Objective:
Would you quote every entry exactly, dropping only the pictures?

Provided information:
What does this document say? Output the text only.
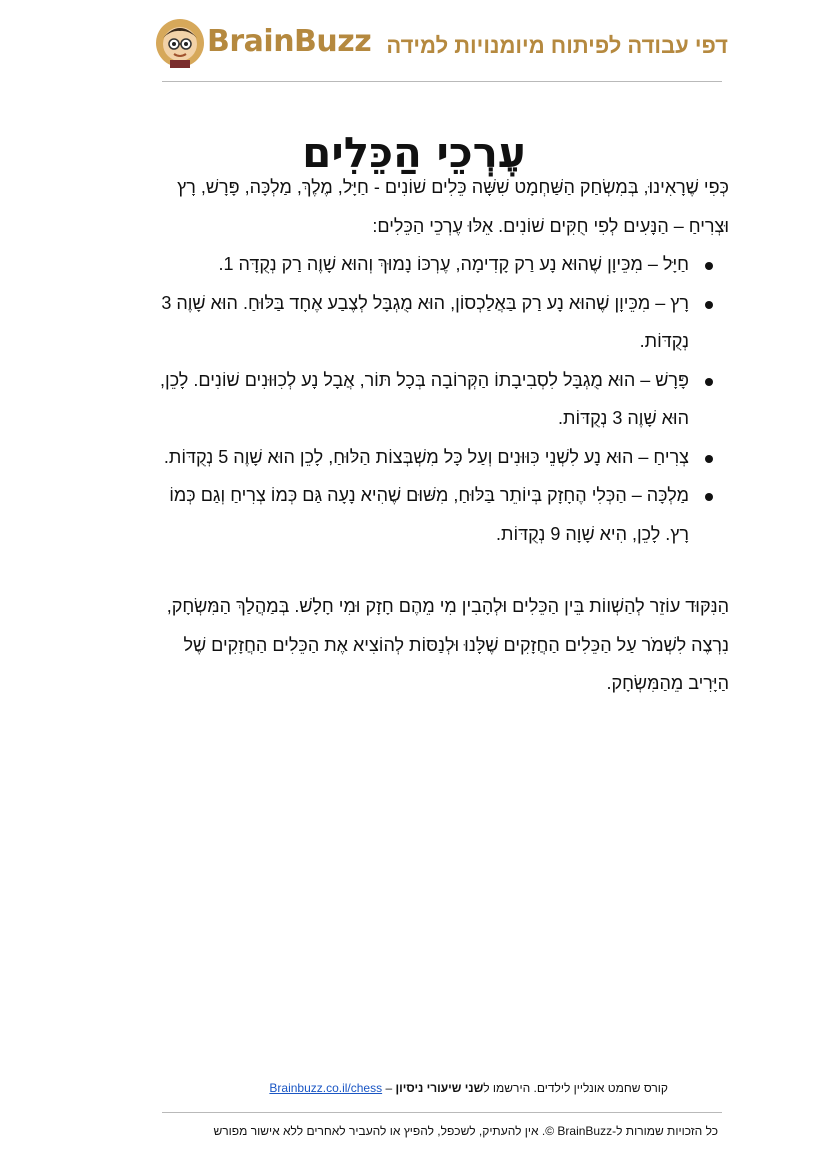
BrainBuzz דפי עבודה לפיתוח מיומנויות למידה
עֶרְכֵי הַכֵּלִים

כְּפִי שֶׁרָאִינוּ, בְּמִשְׂחַק הַשַּׁחְמָט שִׁשָּׁה כֵּלִים שׁוֹנִים - חַיָּל, מֶלֶךְ, מַלְכָּה, פָּרָשׁ, רָץ וּצְרִיחַ – הַנָּעִים לְפִי חֻקִּים שׁוֹנִים. אֵלּוּ עֶרְכֵי הַכֵּלִים:

חַיָּל – מִכֵּיוָן שֶׁהוּא נָע רַק קָדִימָה, עֶרְכּוֹ נָמוּךְ וְהוּא שָׁוֶה רַק נְקֻדָּה 1.
רָץ – מִכֵּיוָן שֶׁהוּא נָע רַק בַּאֲלַכְסוֹן, הוּא מֻגְבָּל לְצֶבַע אֶחָד בַּלּוּחַ. הוּא שָׁוֶה 3 נְקֻדּוֹת.
פָּרָשׁ – הוּא מֻגְבָּל לִסְבִיבָתוֹ הַקְּרוֹבָה בְּכָל תּוֹר, אֲבָל נָע לְכִוּוּנִים שׁוֹנִים. לָכֵן, הוּא שָׁוֶה 3 נְקֻדּוֹת.
צְרִיחַ – הוּא נָע לִשְׁנֵי כִּוּוּנִים וְעַל כָּל מִשְׁבְּצוֹת הַלּוּחַ, לָכֵן הוּא שָׁוֶה 5 נְקֻדּוֹת.
מַלְכָּה – הַכְּלִי הֶחָזָק בְּיוֹתֵר בַּלּוּחַ, מִשּׁוּם שֶׁהִיא נָעָה גַּם כְּמוֹ צְרִיחַ וְגַם כְּמוֹ רָץ. לָכֵן, הִיא שָׁוָה 9 נְקֻדּוֹת.

הַנִּקּוּד עוֹזֵר לְהַשְׁווֹת בֵּין הַכֵּלִים וּלְהָבִין מִי מֵהֶם חָזָק וּמִי חָלָשׁ. בְּמַהֲלַךְ הַמִּשְׂחָק, נִרְצֶה לִשְׁמֹר עַל הַכֵּלִים הַחֲזָקִים שֶׁלָּנוּ וּלְנַסּוֹת לְהוֹצִיא אֶת הַכֵּלִים הַחֲזָקִים שֶׁל הַיָּרִיב מֵהַמִּשְׂחָק.

קורס שחמט אונליין לילדים. הירשמו לשני שיעורי ניסיון – Brainbuzz.co.il/chess
כל הזכויות שמורות ל-BrainBuzz ©. אין להעתיק, לשכפל, להפיץ או להעביר לאחרים ללא אישור מפורש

Response for this exercise:
What does this document say? Output the text only.
BrainBuzz דפי עבודה לפיתוח מיומנויות למידה
עֶרְכֵי הַכֵּלִים

כְּפִי שֶׁרָאִינוּ, בְּמִשְׂחַק הַשַּׁחְמָט שִׁשָּׁה כֵּלִים שׁוֹנִים - חַיָּל, מֶלֶךְ, מַלְכָּה, פָּרָשׁ, רָץ וּצְרִיחַ – הַנָּעִים לְפִי חֻקִּים שׁוֹנִים. אֵלּוּ עֶרְכֵי הַכֵּלִים:

חַיָּל – מִכֵּיוָן שֶׁהוּא נָע רַק קָדִימָה, עֶרְכּוֹ נָמוּךְ וְהוּא שָׁוֶה רַק נְקֻדָּה 1.
רָץ – מִכֵּיוָן שֶׁהוּא נָע רַק בַּאֲלַכְסוֹן, הוּא מֻגְבָּל לְצֶבַע אֶחָד בַּלּוּחַ. הוּא שָׁוֶה 3 נְקֻדּוֹת.
פָּרָשׁ – הוּא מֻגְבָּל לִסְבִיבָתוֹ הַקְּרוֹבָה בְּכָל תּוֹר, אֲבָל נָע לְכִוּוּנִים שׁוֹנִים. לָכֵן, הוּא שָׁוֶה 3 נְקֻדּוֹת.
צְרִיחַ – הוּא נָע לִשְׁנֵי כִּוּוּנִים וְעַל כָּל מִשְׁבְּצוֹת הַלּוּחַ, לָכֵן הוּא שָׁוֶה 5 נְקֻדּוֹת.
מַלְכָּה – הַכְּלִי הֶחָזָק בְּיוֹתֵר בַּלּוּחַ, מִשּׁוּם שֶׁהִיא נָעָה גַּם כְּמוֹ צְרִיחַ וְגַם כְּמוֹ רָץ. לָכֵן, הִיא שָׁוָה 9 נְקֻדּוֹת.

הַנִּקּוּד עוֹזֵר לְהַשְׁווֹת בֵּין הַכֵּלִים וּלְהָבִין מִי מֵהֶם חָזָק וּמִי חָלָשׁ. בְּמַהֲלַךְ הַמִּשְׂחָק, נִרְצֶה לִשְׁמֹר עַל הַכֵּלִים הַחֲזָקִים שֶׁלָּנוּ וּלְנַסּוֹת לְהוֹצִיא אֶת הַכֵּלִים הַחֲזָקִים שֶׁל הַיָּרִיב מֵהַמִּשְׂחָק.

קורס שחמט אונליין לילדים. הירשמו לשני שיעורי ניסיון – Brainbuzz.co.il/chess
כל הזכויות שמורות ל-BrainBuzz ©. אין להעתיק, לשכפל, להפיץ או להעביר לאחרים ללא אישור מפורש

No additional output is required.